Material shown START

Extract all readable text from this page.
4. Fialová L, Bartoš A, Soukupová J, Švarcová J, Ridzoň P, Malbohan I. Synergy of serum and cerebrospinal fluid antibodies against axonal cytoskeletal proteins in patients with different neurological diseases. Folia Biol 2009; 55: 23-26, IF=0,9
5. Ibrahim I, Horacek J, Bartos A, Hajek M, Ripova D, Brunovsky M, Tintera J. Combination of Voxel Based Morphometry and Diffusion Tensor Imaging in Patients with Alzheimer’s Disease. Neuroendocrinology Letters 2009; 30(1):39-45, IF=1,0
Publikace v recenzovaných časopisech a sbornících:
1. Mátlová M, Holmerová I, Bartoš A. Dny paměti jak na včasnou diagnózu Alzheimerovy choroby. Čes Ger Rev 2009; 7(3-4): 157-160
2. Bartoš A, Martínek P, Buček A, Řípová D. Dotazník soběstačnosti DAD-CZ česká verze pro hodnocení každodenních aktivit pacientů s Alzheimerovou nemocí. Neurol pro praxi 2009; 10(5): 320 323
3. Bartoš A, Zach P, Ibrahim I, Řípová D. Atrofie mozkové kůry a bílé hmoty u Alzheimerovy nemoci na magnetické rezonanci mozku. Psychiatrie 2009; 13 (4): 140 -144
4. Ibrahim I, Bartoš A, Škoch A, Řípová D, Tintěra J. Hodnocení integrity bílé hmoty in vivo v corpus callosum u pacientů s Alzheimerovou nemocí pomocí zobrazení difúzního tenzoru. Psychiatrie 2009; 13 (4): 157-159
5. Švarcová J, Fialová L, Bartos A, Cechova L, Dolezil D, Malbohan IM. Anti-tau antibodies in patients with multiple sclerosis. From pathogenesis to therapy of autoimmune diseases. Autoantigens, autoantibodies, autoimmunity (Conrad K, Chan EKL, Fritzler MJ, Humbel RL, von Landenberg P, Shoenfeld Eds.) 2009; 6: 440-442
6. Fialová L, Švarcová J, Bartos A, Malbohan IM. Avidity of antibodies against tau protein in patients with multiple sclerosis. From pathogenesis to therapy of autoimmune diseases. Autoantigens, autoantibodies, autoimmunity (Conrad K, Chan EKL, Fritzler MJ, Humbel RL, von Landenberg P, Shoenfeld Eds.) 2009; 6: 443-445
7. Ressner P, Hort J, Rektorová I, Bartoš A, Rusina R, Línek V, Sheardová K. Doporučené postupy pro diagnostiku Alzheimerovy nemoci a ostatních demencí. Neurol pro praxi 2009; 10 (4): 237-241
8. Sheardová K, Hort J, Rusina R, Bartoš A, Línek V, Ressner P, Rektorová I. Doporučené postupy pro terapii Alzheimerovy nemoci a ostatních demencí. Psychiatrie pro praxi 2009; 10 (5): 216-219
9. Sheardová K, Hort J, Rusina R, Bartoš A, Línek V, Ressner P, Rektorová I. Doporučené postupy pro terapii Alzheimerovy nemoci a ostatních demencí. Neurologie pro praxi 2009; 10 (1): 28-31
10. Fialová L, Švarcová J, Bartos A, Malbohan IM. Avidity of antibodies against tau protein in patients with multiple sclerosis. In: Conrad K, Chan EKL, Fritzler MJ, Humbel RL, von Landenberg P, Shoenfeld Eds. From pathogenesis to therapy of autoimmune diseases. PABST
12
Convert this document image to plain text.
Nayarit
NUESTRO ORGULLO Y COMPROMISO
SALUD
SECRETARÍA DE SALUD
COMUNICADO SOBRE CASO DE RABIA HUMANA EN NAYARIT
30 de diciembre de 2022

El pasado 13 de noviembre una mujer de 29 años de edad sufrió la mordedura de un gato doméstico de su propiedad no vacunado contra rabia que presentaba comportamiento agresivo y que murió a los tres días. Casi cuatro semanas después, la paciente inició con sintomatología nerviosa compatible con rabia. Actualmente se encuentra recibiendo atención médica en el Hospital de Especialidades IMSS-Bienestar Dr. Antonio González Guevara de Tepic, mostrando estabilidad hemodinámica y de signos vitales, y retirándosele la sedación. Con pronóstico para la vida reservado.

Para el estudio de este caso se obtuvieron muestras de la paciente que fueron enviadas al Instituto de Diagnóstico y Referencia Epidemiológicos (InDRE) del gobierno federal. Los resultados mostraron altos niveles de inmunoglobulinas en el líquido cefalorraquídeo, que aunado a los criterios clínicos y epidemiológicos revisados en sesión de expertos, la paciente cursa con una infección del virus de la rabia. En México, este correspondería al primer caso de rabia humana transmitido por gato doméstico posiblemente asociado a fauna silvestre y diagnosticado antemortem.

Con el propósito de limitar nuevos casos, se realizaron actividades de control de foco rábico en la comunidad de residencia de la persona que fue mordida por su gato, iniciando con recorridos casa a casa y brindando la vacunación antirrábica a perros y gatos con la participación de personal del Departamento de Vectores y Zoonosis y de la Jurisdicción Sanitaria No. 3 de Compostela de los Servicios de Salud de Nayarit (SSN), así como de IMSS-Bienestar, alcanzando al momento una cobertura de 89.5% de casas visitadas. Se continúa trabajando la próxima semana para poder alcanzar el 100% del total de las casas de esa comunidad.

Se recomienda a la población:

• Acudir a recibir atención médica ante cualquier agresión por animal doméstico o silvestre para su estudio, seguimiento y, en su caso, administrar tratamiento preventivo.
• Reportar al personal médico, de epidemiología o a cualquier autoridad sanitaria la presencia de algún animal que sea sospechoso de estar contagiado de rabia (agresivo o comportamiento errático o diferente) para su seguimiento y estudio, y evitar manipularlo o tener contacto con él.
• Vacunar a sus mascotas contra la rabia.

Material shown END

> [Prompt]: Search each line of the data above for "Conrad", and copy the lines where it occurs.

> [The answer]:
5. Švarcová J, Fialová L, Bartos A, Cechova L, Dolezil D, Malbohan IM. Anti-tau antibodies in patients with multiple sclerosis. From pathogenesis to therapy of autoimmune diseases. Autoantigens, autoantibodies, autoimmunity (Conrad K, Chan EKL, Fritzler MJ, Humbel RL, von Landenberg P, Shoenfeld Eds.) 2009; 6: 440-442
6. Fialová L, Švarcová J, Bartos A, Malbohan IM. Avidity of antibodies against tau protein in patients with multiple sclerosis. From pathogenesis to therapy of autoimmune diseases. Autoantigens, autoantibodies, autoimmunity (Conrad K, Chan EKL, Fritzler MJ, Humbel RL, von Landenberg P, Shoenfeld Eds.) 2009; 6: 443-445
10. Fialová L, Švarcová J, Bartos A, Malbohan IM. Avidity of antibodies against tau protein in patients with multiple sclerosis. In: Conrad K, Chan EKL, Fritzler MJ, Humbel RL, von Landenberg P, Shoenfeld Eds. From pathogenesis to therapy of autoimmune diseases. PABST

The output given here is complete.